* start Data shown *
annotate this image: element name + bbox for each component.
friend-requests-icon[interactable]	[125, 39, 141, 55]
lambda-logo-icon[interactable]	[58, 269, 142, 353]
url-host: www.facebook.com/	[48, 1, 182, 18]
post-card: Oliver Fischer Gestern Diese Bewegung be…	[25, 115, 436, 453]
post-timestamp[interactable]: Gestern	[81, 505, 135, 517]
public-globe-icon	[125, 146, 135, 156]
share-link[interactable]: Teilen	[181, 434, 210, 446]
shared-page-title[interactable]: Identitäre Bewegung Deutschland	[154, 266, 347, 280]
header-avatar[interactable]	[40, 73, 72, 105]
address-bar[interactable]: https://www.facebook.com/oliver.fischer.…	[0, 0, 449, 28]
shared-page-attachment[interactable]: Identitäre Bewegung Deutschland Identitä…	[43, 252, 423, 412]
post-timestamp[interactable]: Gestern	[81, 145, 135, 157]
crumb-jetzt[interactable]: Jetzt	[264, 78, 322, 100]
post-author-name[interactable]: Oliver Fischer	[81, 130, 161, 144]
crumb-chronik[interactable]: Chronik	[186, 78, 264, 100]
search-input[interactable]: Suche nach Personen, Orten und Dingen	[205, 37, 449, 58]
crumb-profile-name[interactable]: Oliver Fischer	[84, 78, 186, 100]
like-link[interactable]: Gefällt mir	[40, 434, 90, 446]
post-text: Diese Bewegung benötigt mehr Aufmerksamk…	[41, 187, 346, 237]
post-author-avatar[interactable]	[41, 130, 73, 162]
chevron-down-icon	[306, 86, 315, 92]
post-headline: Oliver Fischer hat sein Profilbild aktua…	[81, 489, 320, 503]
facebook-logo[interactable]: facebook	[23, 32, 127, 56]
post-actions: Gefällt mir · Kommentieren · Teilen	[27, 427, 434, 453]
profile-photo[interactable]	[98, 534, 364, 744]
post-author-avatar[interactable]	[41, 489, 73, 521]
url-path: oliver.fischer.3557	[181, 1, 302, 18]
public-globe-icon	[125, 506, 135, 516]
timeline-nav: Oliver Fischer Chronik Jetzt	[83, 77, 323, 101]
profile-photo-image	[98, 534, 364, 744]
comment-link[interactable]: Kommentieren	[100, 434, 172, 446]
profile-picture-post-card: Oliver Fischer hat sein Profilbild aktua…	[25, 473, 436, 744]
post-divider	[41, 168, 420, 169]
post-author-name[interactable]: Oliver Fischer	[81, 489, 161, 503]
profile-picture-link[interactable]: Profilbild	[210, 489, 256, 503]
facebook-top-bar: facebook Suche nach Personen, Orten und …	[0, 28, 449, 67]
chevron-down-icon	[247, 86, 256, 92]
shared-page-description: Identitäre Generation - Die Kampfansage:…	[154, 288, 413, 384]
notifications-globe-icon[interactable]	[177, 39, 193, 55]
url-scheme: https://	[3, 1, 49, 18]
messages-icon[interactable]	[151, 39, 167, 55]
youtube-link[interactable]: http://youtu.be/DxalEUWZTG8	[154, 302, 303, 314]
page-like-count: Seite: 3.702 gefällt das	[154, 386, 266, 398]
* end Data shown *
Brief ▸ Reproduce every line of the items above verbatim, keeping each character, space, and bracket unchanged and the lines in their original order.

The response ▸
annotate this image: element name + bbox for each component.
friend-requests-icon[interactable]	[125, 39, 141, 55]
lambda-logo-icon[interactable]	[58, 269, 142, 353]
url-host: www.facebook.com/	[48, 1, 182, 18]
post-card: Oliver Fischer Gestern Diese Bewegung be…	[25, 115, 436, 453]
post-timestamp[interactable]: Gestern	[81, 505, 135, 517]
public-globe-icon	[125, 146, 135, 156]
share-link[interactable]: Teilen	[181, 434, 210, 446]
shared-page-title[interactable]: Identitäre Bewegung Deutschland	[154, 266, 347, 280]
header-avatar[interactable]	[40, 73, 72, 105]
address-bar[interactable]: https://www.facebook.com/oliver.fischer.…	[0, 0, 449, 28]
shared-page-attachment[interactable]: Identitäre Bewegung Deutschland Identitä…	[43, 252, 423, 412]
post-timestamp[interactable]: Gestern	[81, 145, 135, 157]
crumb-jetzt[interactable]: Jetzt	[264, 78, 322, 100]
post-author-name[interactable]: Oliver Fischer	[81, 130, 161, 144]
crumb-chronik[interactable]: Chronik	[186, 78, 264, 100]
search-input[interactable]: Suche nach Personen, Orten und Dingen	[205, 37, 449, 58]
crumb-profile-name[interactable]: Oliver Fischer	[84, 78, 186, 100]
like-link[interactable]: Gefällt mir	[40, 434, 90, 446]
post-text: Diese Bewegung benötigt mehr Aufmerksamk…	[41, 187, 346, 237]
post-author-avatar[interactable]	[41, 130, 73, 162]
chevron-down-icon	[306, 86, 315, 92]
post-headline: Oliver Fischer hat sein Profilbild aktua…	[81, 489, 320, 503]
facebook-logo[interactable]: facebook	[23, 32, 127, 56]
post-actions: Gefällt mir · Kommentieren · Teilen	[27, 427, 434, 453]
profile-photo[interactable]	[98, 534, 364, 744]
post-author-avatar[interactable]	[41, 489, 73, 521]
url-path: oliver.fischer.3557	[181, 1, 302, 18]
public-globe-icon	[125, 506, 135, 516]
timeline-nav: Oliver Fischer Chronik Jetzt	[83, 77, 323, 101]
profile-photo-image	[98, 534, 364, 744]
comment-link[interactable]: Kommentieren	[100, 434, 172, 446]
profile-picture-post-card: Oliver Fischer hat sein Profilbild aktua…	[25, 473, 436, 744]
post-divider	[41, 168, 420, 169]
post-author-name[interactable]: Oliver Fischer	[81, 489, 161, 503]
profile-picture-link[interactable]: Profilbild	[210, 489, 256, 503]
facebook-top-bar: facebook Suche nach Personen, Orten und …	[0, 28, 449, 67]
chevron-down-icon	[247, 86, 256, 92]
shared-page-description: Identitäre Generation - Die Kampfansage:…	[154, 288, 413, 384]
notifications-globe-icon[interactable]	[177, 39, 193, 55]
url-scheme: https://	[3, 1, 49, 18]
messages-icon[interactable]	[151, 39, 167, 55]
youtube-link[interactable]: http://youtu.be/DxalEUWZTG8	[154, 302, 303, 314]
page-like-count: Seite: 3.702 gefällt das	[154, 386, 266, 398]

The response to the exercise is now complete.